— Begin RECORDS FOR PROCESSING —

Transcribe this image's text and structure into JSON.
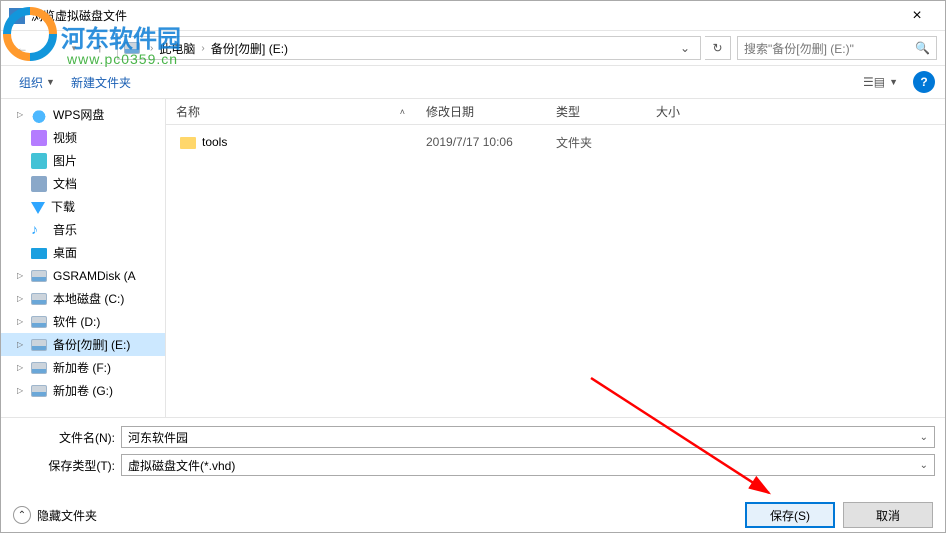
{
  "window": {
    "title": "浏览虚拟磁盘文件"
  },
  "watermark": {
    "name": "河东软件园",
    "url": "www.pc0359.cn"
  },
  "breadcrumb": {
    "pc": "此电脑",
    "drive": "备份[勿删] (E:)"
  },
  "search": {
    "placeholder": "搜索\"备份[勿删] (E:)\""
  },
  "toolbar": {
    "organize": "组织",
    "newfolder": "新建文件夹"
  },
  "columns": {
    "name": "名称",
    "date": "修改日期",
    "type": "类型",
    "size": "大小"
  },
  "sidebar": {
    "items": [
      {
        "label": "WPS网盘",
        "icon": "ico-cloud",
        "expand": true
      },
      {
        "label": "视频",
        "icon": "ico-vid"
      },
      {
        "label": "图片",
        "icon": "ico-pic"
      },
      {
        "label": "文档",
        "icon": "ico-doc"
      },
      {
        "label": "下载",
        "icon": "ico-dl"
      },
      {
        "label": "音乐",
        "icon": "ico-music",
        "glyph": "♪"
      },
      {
        "label": "桌面",
        "icon": "ico-desk"
      },
      {
        "label": "GSRAMDisk (A",
        "icon": "ico-drive",
        "expand": true
      },
      {
        "label": "本地磁盘 (C:)",
        "icon": "ico-drive",
        "expand": true
      },
      {
        "label": "软件 (D:)",
        "icon": "ico-drive",
        "expand": true
      },
      {
        "label": "备份[勿删] (E:)",
        "icon": "ico-drive",
        "expand": true,
        "selected": true
      },
      {
        "label": "新加卷 (F:)",
        "icon": "ico-drive",
        "expand": true
      },
      {
        "label": "新加卷 (G:)",
        "icon": "ico-drive",
        "expand": true
      }
    ]
  },
  "files": [
    {
      "name": "tools",
      "date": "2019/7/17 10:06",
      "type": "文件夹"
    }
  ],
  "form": {
    "filename_label": "文件名(N):",
    "filename_value": "河东软件园",
    "savetype_label": "保存类型(T):",
    "savetype_value": "虚拟磁盘文件(*.vhd)"
  },
  "footer": {
    "hide_folders": "隐藏文件夹",
    "save": "保存(S)",
    "cancel": "取消"
  }
}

— End RECORDS FOR PROCESSING —

■ WHAT YOU NEED TO DO:
Make an exact copy of the data, leaving its pictures out.

■ TASK ANSWER:
Transcribe this image's text and structure into JSON.
{
  "window": {
    "title": "浏览虚拟磁盘文件"
  },
  "watermark": {
    "name": "河东软件园",
    "url": "www.pc0359.cn"
  },
  "breadcrumb": {
    "pc": "此电脑",
    "drive": "备份[勿删] (E:)"
  },
  "search": {
    "placeholder": "搜索\"备份[勿删] (E:)\""
  },
  "toolbar": {
    "organize": "组织",
    "newfolder": "新建文件夹"
  },
  "columns": {
    "name": "名称",
    "date": "修改日期",
    "type": "类型",
    "size": "大小"
  },
  "sidebar": {
    "items": [
      {
        "label": "WPS网盘",
        "icon": "ico-cloud",
        "expand": true
      },
      {
        "label": "视频",
        "icon": "ico-vid"
      },
      {
        "label": "图片",
        "icon": "ico-pic"
      },
      {
        "label": "文档",
        "icon": "ico-doc"
      },
      {
        "label": "下载",
        "icon": "ico-dl"
      },
      {
        "label": "音乐",
        "icon": "ico-music",
        "glyph": "♪"
      },
      {
        "label": "桌面",
        "icon": "ico-desk"
      },
      {
        "label": "GSRAMDisk (A",
        "icon": "ico-drive",
        "expand": true
      },
      {
        "label": "本地磁盘 (C:)",
        "icon": "ico-drive",
        "expand": true
      },
      {
        "label": "软件 (D:)",
        "icon": "ico-drive",
        "expand": true
      },
      {
        "label": "备份[勿删] (E:)",
        "icon": "ico-drive",
        "expand": true,
        "selected": true
      },
      {
        "label": "新加卷 (F:)",
        "icon": "ico-drive",
        "expand": true
      },
      {
        "label": "新加卷 (G:)",
        "icon": "ico-drive",
        "expand": true
      }
    ]
  },
  "files": [
    {
      "name": "tools",
      "date": "2019/7/17 10:06",
      "type": "文件夹"
    }
  ],
  "form": {
    "filename_label": "文件名(N):",
    "filename_value": "河东软件园",
    "savetype_label": "保存类型(T):",
    "savetype_value": "虚拟磁盘文件(*.vhd)"
  },
  "footer": {
    "hide_folders": "隐藏文件夹",
    "save": "保存(S)",
    "cancel": "取消"
  }
}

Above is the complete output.